--- begin ---

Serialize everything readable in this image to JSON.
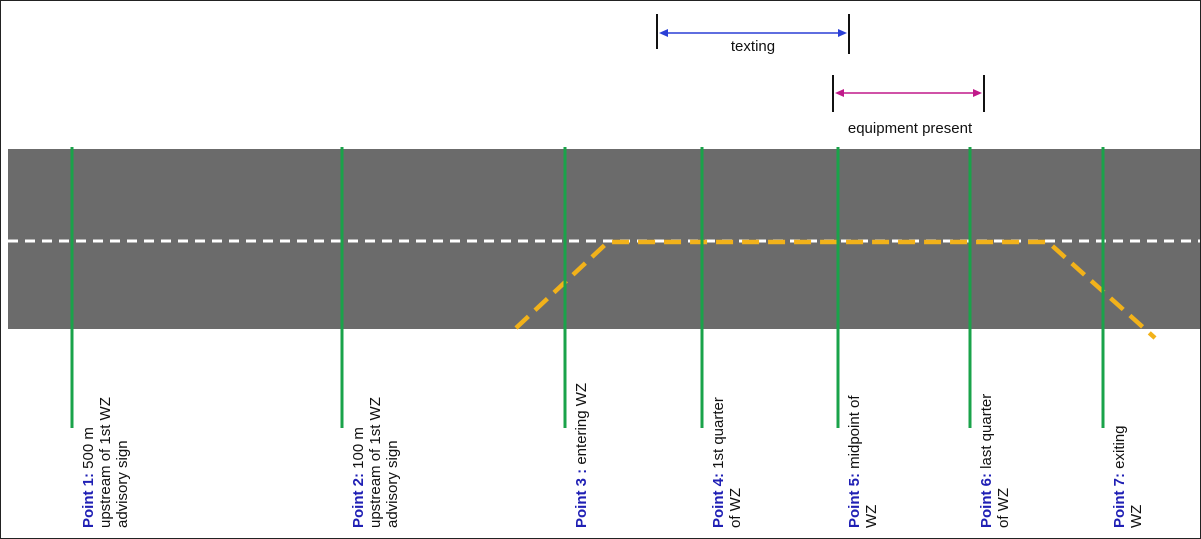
{
  "colors": {
    "road": "#6b6b6b",
    "center_dash": "#ffffff",
    "taper": "#f2b21a",
    "marker": "#1aa34a",
    "texting_arrow": "#2a3fd6",
    "equipment_arrow": "#c0198a",
    "point_label": "#1f1fb4"
  },
  "intervals": {
    "texting": "texting",
    "equipment": "equipment present"
  },
  "points": [
    {
      "prefix": "Point 1:",
      "lines": [
        "500 m",
        "upstream of  1st WZ",
        "advisory sign"
      ]
    },
    {
      "prefix": "Point 2:",
      "lines": [
        "100 m",
        "upstream of 1st WZ",
        "advisory sign"
      ]
    },
    {
      "prefix": "Point 3 :",
      "lines": [
        "entering WZ"
      ]
    },
    {
      "prefix": "Point 4:",
      "lines": [
        "1st quarter",
        "of WZ"
      ]
    },
    {
      "prefix": "Point 5:",
      "lines": [
        "midpoint of",
        "WZ"
      ]
    },
    {
      "prefix": "Point 6:",
      "lines": [
        "last quarter",
        "of WZ"
      ]
    },
    {
      "prefix": "Point 7:",
      "lines": [
        "exiting",
        "WZ"
      ]
    }
  ]
}
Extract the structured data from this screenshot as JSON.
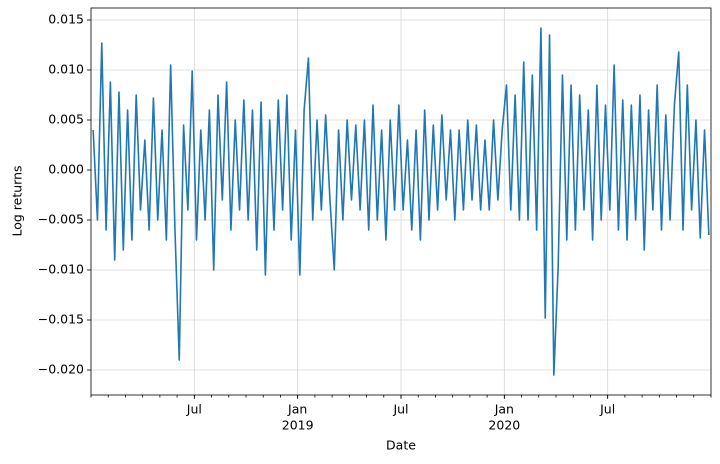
{
  "chart_data": {
    "type": "line",
    "xlabel": "Date",
    "ylabel": "Log returns",
    "color": "#1f77b4",
    "grid": true,
    "x": [
      "2018-01",
      "2018-01",
      "2018-01",
      "2018-01",
      "2018-02",
      "2018-02",
      "2018-02",
      "2018-02",
      "2018-03",
      "2018-03",
      "2018-03",
      "2018-03",
      "2018-04",
      "2018-04",
      "2018-04",
      "2018-04",
      "2018-05",
      "2018-05",
      "2018-05",
      "2018-05",
      "2018-06",
      "2018-06",
      "2018-06",
      "2018-06",
      "2018-07",
      "2018-07",
      "2018-07",
      "2018-07",
      "2018-08",
      "2018-08",
      "2018-08",
      "2018-08",
      "2018-09",
      "2018-09",
      "2018-09",
      "2018-09",
      "2018-10",
      "2018-10",
      "2018-10",
      "2018-10",
      "2018-11",
      "2018-11",
      "2018-11",
      "2018-11",
      "2018-12",
      "2018-12",
      "2018-12",
      "2018-12",
      "2019-01",
      "2019-01",
      "2019-01",
      "2019-01",
      "2019-02",
      "2019-02",
      "2019-02",
      "2019-02",
      "2019-03",
      "2019-03",
      "2019-03",
      "2019-03",
      "2019-04",
      "2019-04",
      "2019-04",
      "2019-04",
      "2019-05",
      "2019-05",
      "2019-05",
      "2019-05",
      "2019-06",
      "2019-06",
      "2019-06",
      "2019-06",
      "2019-07",
      "2019-07",
      "2019-07",
      "2019-07",
      "2019-08",
      "2019-08",
      "2019-08",
      "2019-08",
      "2019-09",
      "2019-09",
      "2019-09",
      "2019-09",
      "2019-10",
      "2019-10",
      "2019-10",
      "2019-10",
      "2019-11",
      "2019-11",
      "2019-11",
      "2019-11",
      "2019-12",
      "2019-12",
      "2019-12",
      "2019-12",
      "2020-01",
      "2020-01",
      "2020-01",
      "2020-01",
      "2020-02",
      "2020-02",
      "2020-02",
      "2020-02",
      "2020-03",
      "2020-03",
      "2020-03",
      "2020-03",
      "2020-04",
      "2020-04",
      "2020-04",
      "2020-04",
      "2020-05",
      "2020-05",
      "2020-05",
      "2020-05",
      "2020-06",
      "2020-06",
      "2020-06",
      "2020-06",
      "2020-07",
      "2020-07",
      "2020-07",
      "2020-07",
      "2020-08",
      "2020-08",
      "2020-08",
      "2020-08",
      "2020-09",
      "2020-09",
      "2020-09",
      "2020-09",
      "2020-10",
      "2020-10",
      "2020-10",
      "2020-10",
      "2020-11",
      "2020-11",
      "2020-11",
      "2020-11",
      "2020-12",
      "2020-12",
      "2020-12",
      "2020-12"
    ],
    "values": [
      0.004,
      -0.005,
      0.0127,
      -0.006,
      0.0088,
      -0.009,
      0.0078,
      -0.008,
      0.006,
      -0.007,
      0.0075,
      -0.004,
      0.003,
      -0.006,
      0.0072,
      -0.005,
      0.004,
      -0.007,
      0.0105,
      -0.006,
      -0.019,
      0.0045,
      -0.004,
      0.0099,
      -0.007,
      0.004,
      -0.005,
      0.006,
      -0.01,
      0.0075,
      -0.003,
      0.0088,
      -0.006,
      0.005,
      -0.004,
      0.007,
      -0.005,
      0.006,
      -0.008,
      0.0068,
      -0.0105,
      0.005,
      -0.006,
      0.007,
      -0.004,
      0.0075,
      -0.007,
      0.004,
      -0.0105,
      0.006,
      0.0112,
      -0.005,
      0.005,
      -0.004,
      0.0055,
      -0.003,
      -0.01,
      0.004,
      -0.005,
      0.005,
      -0.003,
      0.0045,
      -0.004,
      0.005,
      -0.006,
      0.0065,
      -0.005,
      0.004,
      -0.007,
      0.005,
      -0.004,
      0.0065,
      -0.004,
      0.003,
      -0.006,
      0.004,
      -0.007,
      0.006,
      -0.005,
      0.0045,
      -0.004,
      0.0055,
      -0.003,
      0.004,
      -0.005,
      0.004,
      -0.004,
      0.005,
      -0.003,
      0.0045,
      -0.004,
      0.003,
      -0.004,
      0.005,
      -0.003,
      0.004,
      0.0085,
      -0.004,
      0.0075,
      -0.005,
      0.0108,
      -0.005,
      0.0095,
      -0.006,
      0.0142,
      -0.0148,
      0.0135,
      -0.0205,
      -0.0097,
      0.0095,
      -0.007,
      0.0085,
      -0.006,
      0.0075,
      -0.004,
      0.006,
      -0.007,
      0.0085,
      -0.005,
      0.0065,
      -0.004,
      0.0105,
      -0.006,
      0.007,
      -0.007,
      0.0065,
      -0.005,
      0.0075,
      -0.008,
      0.006,
      -0.004,
      0.0085,
      -0.006,
      0.0055,
      -0.005,
      0.0065,
      0.0118,
      -0.006,
      0.0085,
      -0.004,
      0.005,
      -0.0068,
      0.004,
      -0.0065
    ],
    "xlim": [
      "2018-01",
      "2020-12"
    ],
    "xticks": [
      {
        "value": "2018-07",
        "label": "Jul"
      },
      {
        "value": "2019-01",
        "label": "Jan",
        "year": "2019"
      },
      {
        "value": "2019-07",
        "label": "Jul"
      },
      {
        "value": "2020-01",
        "label": "Jan",
        "year": "2020"
      },
      {
        "value": "2020-07",
        "label": "Jul"
      }
    ],
    "ylim": [
      -0.0225,
      0.0162
    ],
    "yticks": [
      {
        "value": 0.015,
        "label": "0.015"
      },
      {
        "value": 0.01,
        "label": "0.010"
      },
      {
        "value": 0.005,
        "label": "0.005"
      },
      {
        "value": 0,
        "label": "0.000"
      },
      {
        "value": -0.005,
        "label": "−0.005"
      },
      {
        "value": -0.01,
        "label": "−0.010"
      },
      {
        "value": -0.015,
        "label": "−0.015"
      },
      {
        "value": -0.02,
        "label": "−0.020"
      }
    ]
  }
}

--- end ---

* _Exercise aim_:
Output a faithful copy of the data, with each picture left out.

* _Final result_:
Serialize everything readable in this image to JSON.
{
  "colors": {
    "road": "#6b6b6b",
    "center_dash": "#ffffff",
    "taper": "#f2b21a",
    "marker": "#1aa34a",
    "texting_arrow": "#2a3fd6",
    "equipment_arrow": "#c0198a",
    "point_label": "#1f1fb4"
  },
  "intervals": {
    "texting": "texting",
    "equipment": "equipment present"
  },
  "points": [
    {
      "prefix": "Point 1:",
      "lines": [
        "500 m",
        "upstream of  1st WZ",
        "advisory sign"
      ]
    },
    {
      "prefix": "Point 2:",
      "lines": [
        "100 m",
        "upstream of 1st WZ",
        "advisory sign"
      ]
    },
    {
      "prefix": "Point 3 :",
      "lines": [
        "entering WZ"
      ]
    },
    {
      "prefix": "Point 4:",
      "lines": [
        "1st quarter",
        "of WZ"
      ]
    },
    {
      "prefix": "Point 5:",
      "lines": [
        "midpoint of",
        "WZ"
      ]
    },
    {
      "prefix": "Point 6:",
      "lines": [
        "last quarter",
        "of WZ"
      ]
    },
    {
      "prefix": "Point 7:",
      "lines": [
        "exiting",
        "WZ"
      ]
    }
  ]
}
Extract the structured data from this screenshot as JSON.
{
  "chart_data": {
    "type": "line",
    "xlabel": "Date",
    "ylabel": "Log returns",
    "color": "#1f77b4",
    "grid": true,
    "x": [
      "2018-01",
      "2018-01",
      "2018-01",
      "2018-01",
      "2018-02",
      "2018-02",
      "2018-02",
      "2018-02",
      "2018-03",
      "2018-03",
      "2018-03",
      "2018-03",
      "2018-04",
      "2018-04",
      "2018-04",
      "2018-04",
      "2018-05",
      "2018-05",
      "2018-05",
      "2018-05",
      "2018-06",
      "2018-06",
      "2018-06",
      "2018-06",
      "2018-07",
      "2018-07",
      "2018-07",
      "2018-07",
      "2018-08",
      "2018-08",
      "2018-08",
      "2018-08",
      "2018-09",
      "2018-09",
      "2018-09",
      "2018-09",
      "2018-10",
      "2018-10",
      "2018-10",
      "2018-10",
      "2018-11",
      "2018-11",
      "2018-11",
      "2018-11",
      "2018-12",
      "2018-12",
      "2018-12",
      "2018-12",
      "2019-01",
      "2019-01",
      "2019-01",
      "2019-01",
      "2019-02",
      "2019-02",
      "2019-02",
      "2019-02",
      "2019-03",
      "2019-03",
      "2019-03",
      "2019-03",
      "2019-04",
      "2019-04",
      "2019-04",
      "2019-04",
      "2019-05",
      "2019-05",
      "2019-05",
      "2019-05",
      "2019-06",
      "2019-06",
      "2019-06",
      "2019-06",
      "2019-07",
      "2019-07",
      "2019-07",
      "2019-07",
      "2019-08",
      "2019-08",
      "2019-08",
      "2019-08",
      "2019-09",
      "2019-09",
      "2019-09",
      "2019-09",
      "2019-10",
      "2019-10",
      "2019-10",
      "2019-10",
      "2019-11",
      "2019-11",
      "2019-11",
      "2019-11",
      "2019-12",
      "2019-12",
      "2019-12",
      "2019-12",
      "2020-01",
      "2020-01",
      "2020-01",
      "2020-01",
      "2020-02",
      "2020-02",
      "2020-02",
      "2020-02",
      "2020-03",
      "2020-03",
      "2020-03",
      "2020-03",
      "2020-04",
      "2020-04",
      "2020-04",
      "2020-04",
      "2020-05",
      "2020-05",
      "2020-05",
      "2020-05",
      "2020-06",
      "2020-06",
      "2020-06",
      "2020-06",
      "2020-07",
      "2020-07",
      "2020-07",
      "2020-07",
      "2020-08",
      "2020-08",
      "2020-08",
      "2020-08",
      "2020-09",
      "2020-09",
      "2020-09",
      "2020-09",
      "2020-10",
      "2020-10",
      "2020-10",
      "2020-10",
      "2020-11",
      "2020-11",
      "2020-11",
      "2020-11",
      "2020-12",
      "2020-12",
      "2020-12",
      "2020-12"
    ],
    "values": [
      0.004,
      -0.005,
      0.0127,
      -0.006,
      0.0088,
      -0.009,
      0.0078,
      -0.008,
      0.006,
      -0.007,
      0.0075,
      -0.004,
      0.003,
      -0.006,
      0.0072,
      -0.005,
      0.004,
      -0.007,
      0.0105,
      -0.006,
      -0.019,
      0.0045,
      -0.004,
      0.0099,
      -0.007,
      0.004,
      -0.005,
      0.006,
      -0.01,
      0.0075,
      -0.003,
      0.0088,
      -0.006,
      0.005,
      -0.004,
      0.007,
      -0.005,
      0.006,
      -0.008,
      0.0068,
      -0.0105,
      0.005,
      -0.006,
      0.007,
      -0.004,
      0.0075,
      -0.007,
      0.004,
      -0.0105,
      0.006,
      0.0112,
      -0.005,
      0.005,
      -0.004,
      0.0055,
      -0.003,
      -0.01,
      0.004,
      -0.005,
      0.005,
      -0.003,
      0.0045,
      -0.004,
      0.005,
      -0.006,
      0.0065,
      -0.005,
      0.004,
      -0.007,
      0.005,
      -0.004,
      0.0065,
      -0.004,
      0.003,
      -0.006,
      0.004,
      -0.007,
      0.006,
      -0.005,
      0.0045,
      -0.004,
      0.0055,
      -0.003,
      0.004,
      -0.005,
      0.004,
      -0.004,
      0.005,
      -0.003,
      0.0045,
      -0.004,
      0.003,
      -0.004,
      0.005,
      -0.003,
      0.004,
      0.0085,
      -0.004,
      0.0075,
      -0.005,
      0.0108,
      -0.005,
      0.0095,
      -0.006,
      0.0142,
      -0.0148,
      0.0135,
      -0.0205,
      -0.0097,
      0.0095,
      -0.007,
      0.0085,
      -0.006,
      0.0075,
      -0.004,
      0.006,
      -0.007,
      0.0085,
      -0.005,
      0.0065,
      -0.004,
      0.0105,
      -0.006,
      0.007,
      -0.007,
      0.0065,
      -0.005,
      0.0075,
      -0.008,
      0.006,
      -0.004,
      0.0085,
      -0.006,
      0.0055,
      -0.005,
      0.0065,
      0.0118,
      -0.006,
      0.0085,
      -0.004,
      0.005,
      -0.0068,
      0.004,
      -0.0065
    ],
    "xlim": [
      "2018-01",
      "2020-12"
    ],
    "xticks": [
      {
        "value": "2018-07",
        "label": "Jul"
      },
      {
        "value": "2019-01",
        "label": "Jan",
        "year": "2019"
      },
      {
        "value": "2019-07",
        "label": "Jul"
      },
      {
        "value": "2020-01",
        "label": "Jan",
        "year": "2020"
      },
      {
        "value": "2020-07",
        "label": "Jul"
      }
    ],
    "ylim": [
      -0.0225,
      0.0162
    ],
    "yticks": [
      {
        "value": 0.015,
        "label": "0.015"
      },
      {
        "value": 0.01,
        "label": "0.010"
      },
      {
        "value": 0.005,
        "label": "0.005"
      },
      {
        "value": 0,
        "label": "0.000"
      },
      {
        "value": -0.005,
        "label": "−0.005"
      },
      {
        "value": -0.01,
        "label": "−0.010"
      },
      {
        "value": -0.015,
        "label": "−0.015"
      },
      {
        "value": -0.02,
        "label": "−0.020"
      }
    ]
  }
}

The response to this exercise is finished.